* _What you need to do_
Count how many lines of the data below contain the string "JSON"; the reply should be that number alone.

* _Records for the exercise_
** Begin **
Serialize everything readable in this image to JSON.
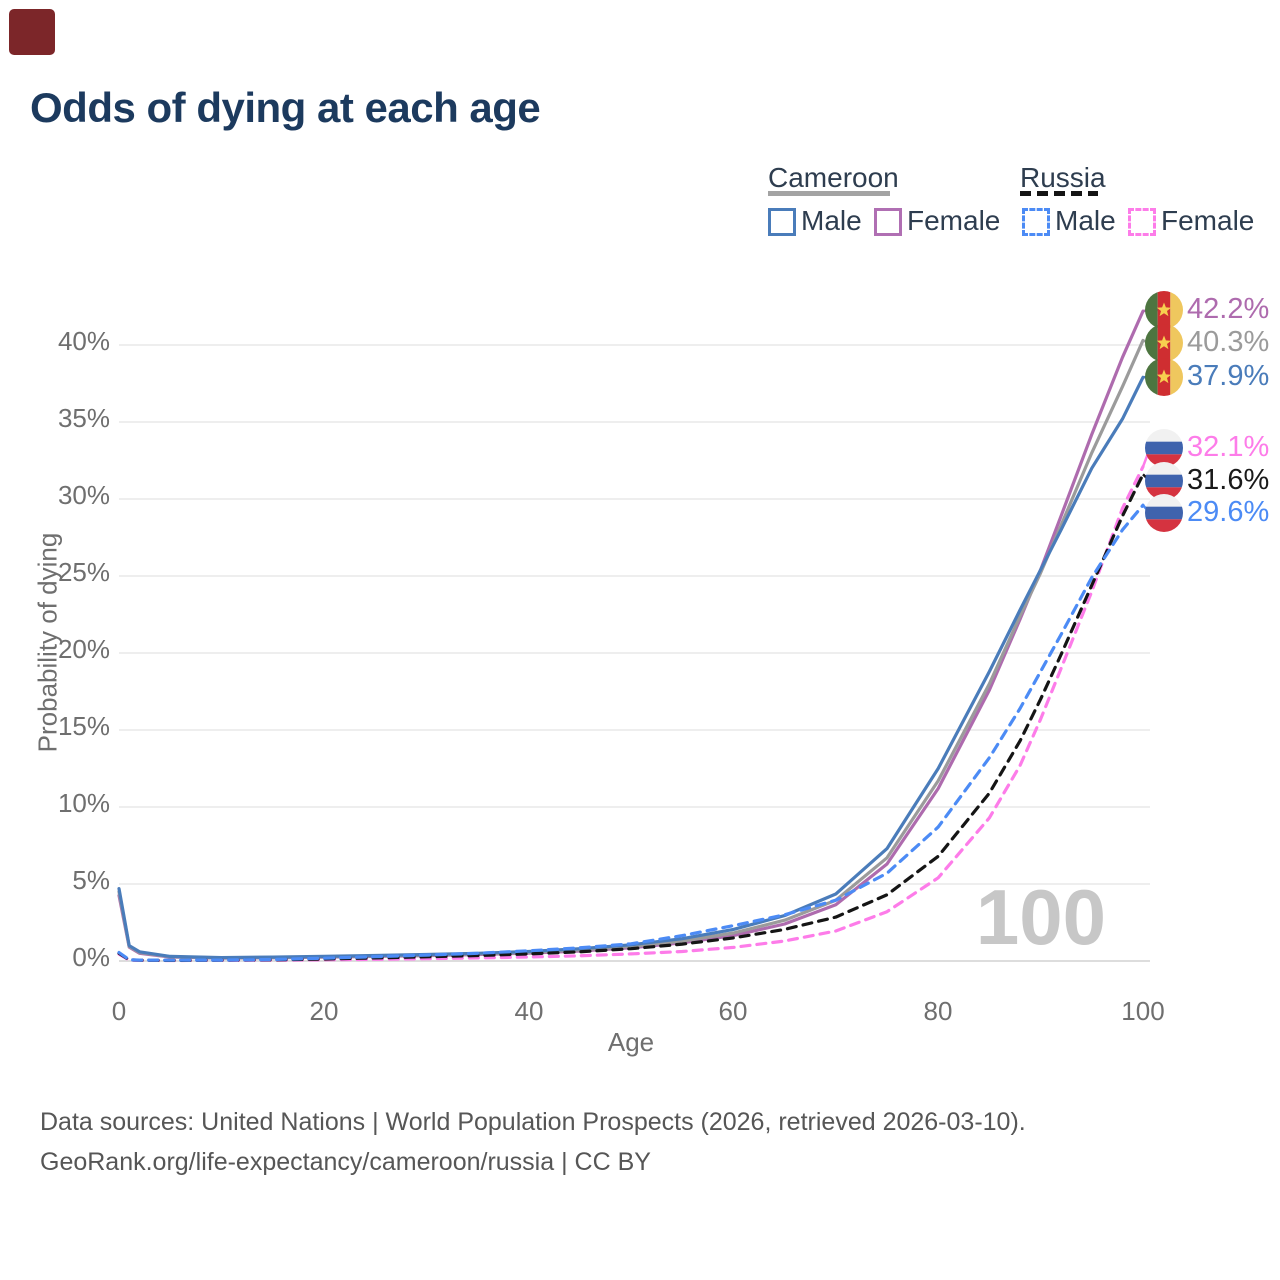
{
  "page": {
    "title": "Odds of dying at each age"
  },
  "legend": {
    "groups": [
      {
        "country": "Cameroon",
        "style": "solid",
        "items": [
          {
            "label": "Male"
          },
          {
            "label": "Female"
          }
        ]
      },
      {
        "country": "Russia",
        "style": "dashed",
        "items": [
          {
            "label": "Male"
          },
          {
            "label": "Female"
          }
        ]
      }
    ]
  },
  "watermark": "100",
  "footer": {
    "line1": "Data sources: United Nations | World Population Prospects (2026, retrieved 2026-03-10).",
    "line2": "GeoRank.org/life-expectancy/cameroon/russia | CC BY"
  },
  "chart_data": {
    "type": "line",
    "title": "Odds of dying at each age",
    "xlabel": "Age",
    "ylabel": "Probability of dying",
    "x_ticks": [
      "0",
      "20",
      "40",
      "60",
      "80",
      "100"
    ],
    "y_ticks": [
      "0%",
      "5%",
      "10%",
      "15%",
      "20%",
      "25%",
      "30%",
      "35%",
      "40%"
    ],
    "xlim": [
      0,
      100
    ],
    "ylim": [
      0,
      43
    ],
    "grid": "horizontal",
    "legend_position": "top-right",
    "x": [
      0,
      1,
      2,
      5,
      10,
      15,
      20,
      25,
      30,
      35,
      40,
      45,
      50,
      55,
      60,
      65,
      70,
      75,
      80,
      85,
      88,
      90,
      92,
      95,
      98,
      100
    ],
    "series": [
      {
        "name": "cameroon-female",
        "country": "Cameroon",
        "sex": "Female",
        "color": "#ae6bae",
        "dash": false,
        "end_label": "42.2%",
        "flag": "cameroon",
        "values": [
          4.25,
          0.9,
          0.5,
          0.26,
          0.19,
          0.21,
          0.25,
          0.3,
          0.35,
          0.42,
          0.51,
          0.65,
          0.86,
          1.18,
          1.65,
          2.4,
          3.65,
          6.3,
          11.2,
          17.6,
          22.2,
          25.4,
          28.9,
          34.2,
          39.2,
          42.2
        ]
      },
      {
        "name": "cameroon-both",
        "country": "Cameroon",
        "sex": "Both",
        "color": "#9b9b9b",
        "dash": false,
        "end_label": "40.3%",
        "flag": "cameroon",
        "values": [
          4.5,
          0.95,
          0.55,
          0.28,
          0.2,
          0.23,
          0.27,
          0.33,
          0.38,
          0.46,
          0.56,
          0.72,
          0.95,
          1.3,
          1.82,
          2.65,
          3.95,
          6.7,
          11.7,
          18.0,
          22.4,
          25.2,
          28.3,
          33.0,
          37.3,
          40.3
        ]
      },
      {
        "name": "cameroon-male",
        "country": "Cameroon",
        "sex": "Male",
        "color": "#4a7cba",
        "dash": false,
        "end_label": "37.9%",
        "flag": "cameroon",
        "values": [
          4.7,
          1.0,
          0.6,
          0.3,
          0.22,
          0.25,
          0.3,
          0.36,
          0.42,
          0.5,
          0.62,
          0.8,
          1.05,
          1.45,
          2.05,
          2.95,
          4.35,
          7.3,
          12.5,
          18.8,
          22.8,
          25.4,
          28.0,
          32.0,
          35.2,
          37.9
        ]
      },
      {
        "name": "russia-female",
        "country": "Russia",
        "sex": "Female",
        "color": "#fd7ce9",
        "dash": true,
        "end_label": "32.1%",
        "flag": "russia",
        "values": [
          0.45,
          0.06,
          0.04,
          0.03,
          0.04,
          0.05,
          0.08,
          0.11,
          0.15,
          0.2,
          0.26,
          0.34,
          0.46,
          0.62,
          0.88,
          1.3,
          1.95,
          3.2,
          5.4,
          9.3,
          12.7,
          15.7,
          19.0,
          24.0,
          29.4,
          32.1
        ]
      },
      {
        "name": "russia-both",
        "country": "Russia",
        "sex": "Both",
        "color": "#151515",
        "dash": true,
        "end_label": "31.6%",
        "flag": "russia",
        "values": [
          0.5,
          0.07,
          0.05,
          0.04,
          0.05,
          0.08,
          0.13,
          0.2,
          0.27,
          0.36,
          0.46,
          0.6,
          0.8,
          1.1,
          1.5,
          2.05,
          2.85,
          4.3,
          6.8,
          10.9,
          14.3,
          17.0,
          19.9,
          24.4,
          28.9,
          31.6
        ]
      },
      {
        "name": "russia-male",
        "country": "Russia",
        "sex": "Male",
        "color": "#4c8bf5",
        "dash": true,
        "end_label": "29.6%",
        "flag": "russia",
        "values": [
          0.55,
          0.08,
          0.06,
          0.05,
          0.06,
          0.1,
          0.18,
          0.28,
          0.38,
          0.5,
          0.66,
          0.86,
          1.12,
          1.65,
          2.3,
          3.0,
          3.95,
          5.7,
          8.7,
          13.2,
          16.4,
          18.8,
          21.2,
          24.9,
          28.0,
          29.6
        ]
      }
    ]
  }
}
** End **
** Begin **
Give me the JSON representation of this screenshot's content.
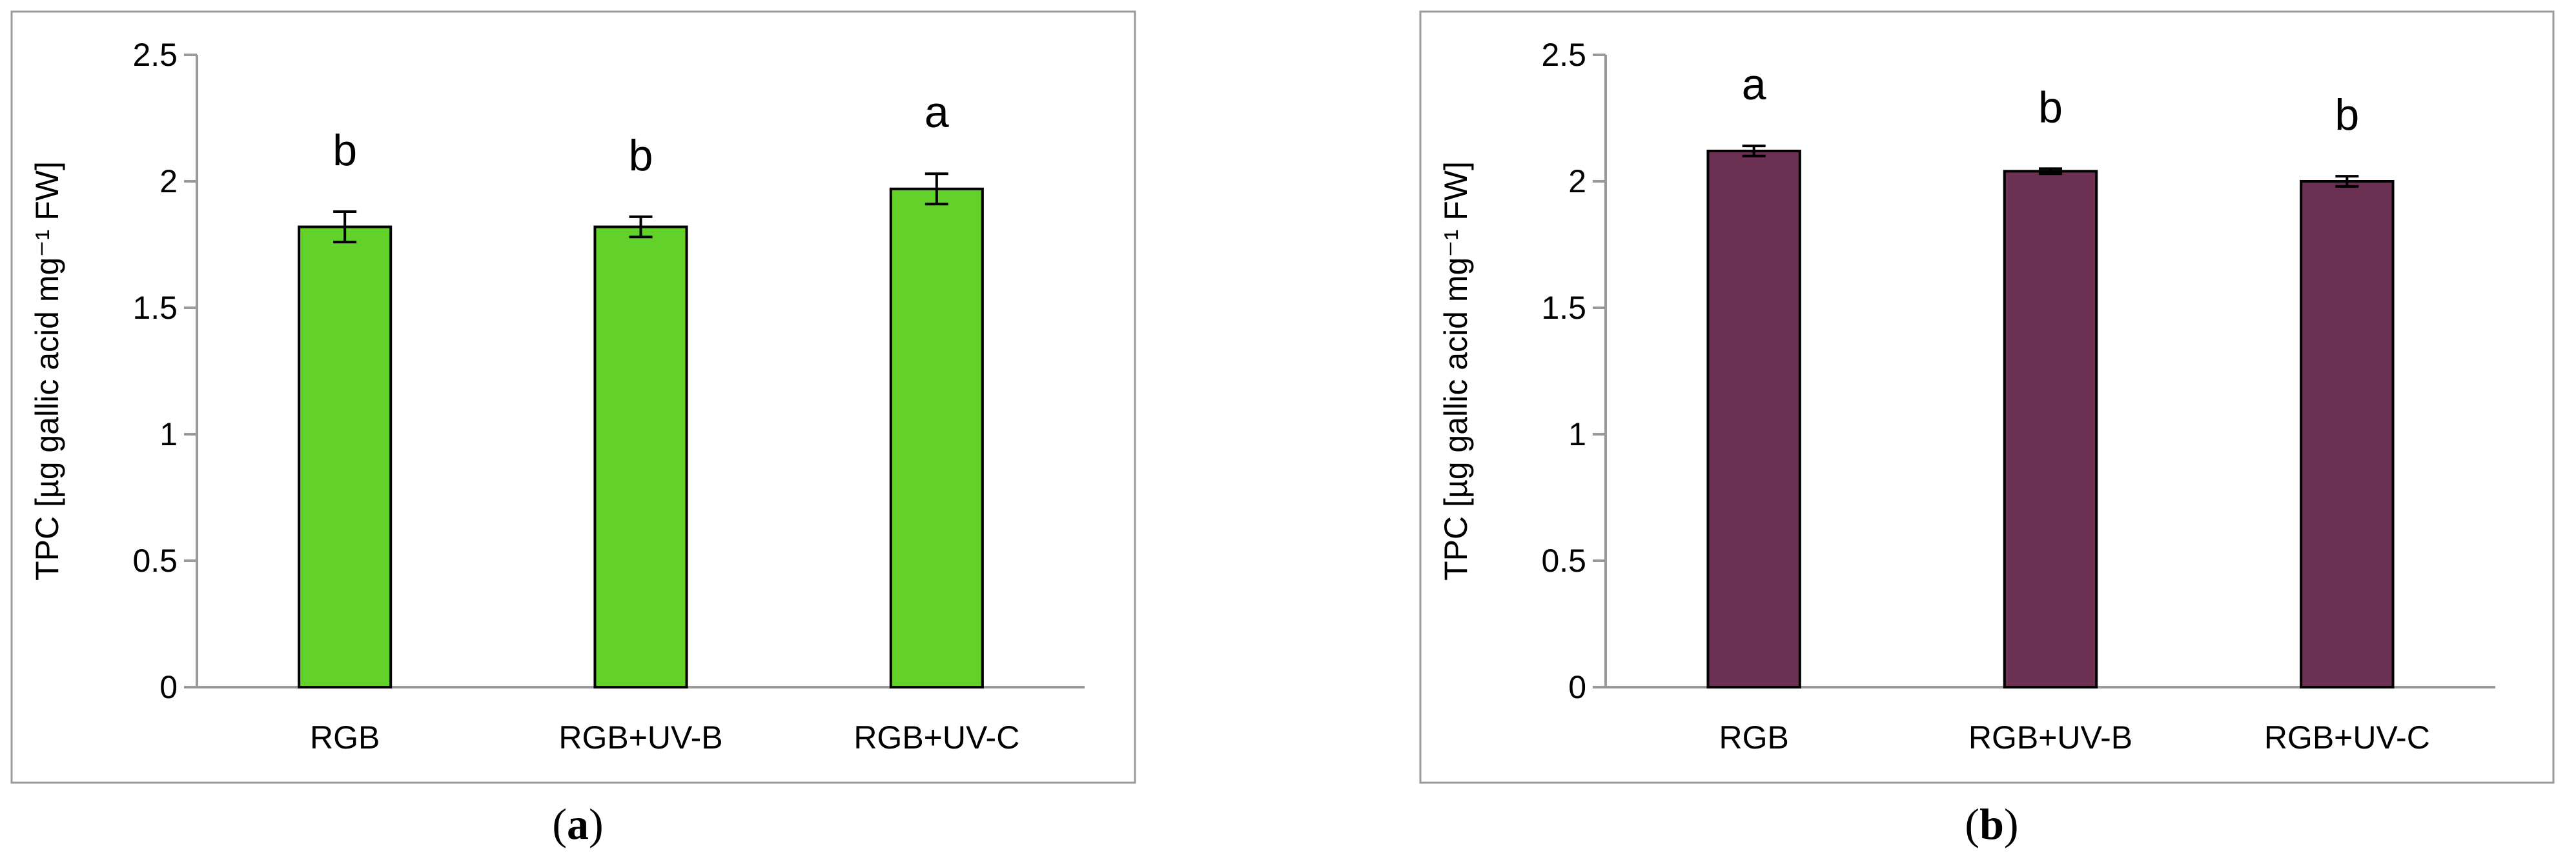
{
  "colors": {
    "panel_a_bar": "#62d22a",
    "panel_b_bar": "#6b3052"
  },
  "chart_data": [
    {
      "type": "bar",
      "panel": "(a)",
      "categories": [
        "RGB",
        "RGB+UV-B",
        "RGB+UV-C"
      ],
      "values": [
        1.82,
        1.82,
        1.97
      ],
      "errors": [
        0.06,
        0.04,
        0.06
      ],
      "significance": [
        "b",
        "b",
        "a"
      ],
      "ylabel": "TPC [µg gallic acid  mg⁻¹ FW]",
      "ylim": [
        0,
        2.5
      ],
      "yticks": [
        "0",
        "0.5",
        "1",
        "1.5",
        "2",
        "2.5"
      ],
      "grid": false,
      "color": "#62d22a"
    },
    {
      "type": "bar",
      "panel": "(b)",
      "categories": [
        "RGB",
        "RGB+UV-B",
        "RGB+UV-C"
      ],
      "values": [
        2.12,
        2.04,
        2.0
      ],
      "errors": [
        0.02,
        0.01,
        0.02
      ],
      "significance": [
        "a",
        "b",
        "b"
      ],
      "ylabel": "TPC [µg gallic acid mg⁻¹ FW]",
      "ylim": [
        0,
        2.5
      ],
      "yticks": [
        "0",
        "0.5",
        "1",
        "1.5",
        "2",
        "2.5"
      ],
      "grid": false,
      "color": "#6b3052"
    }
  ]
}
** End **
* _Full response_
2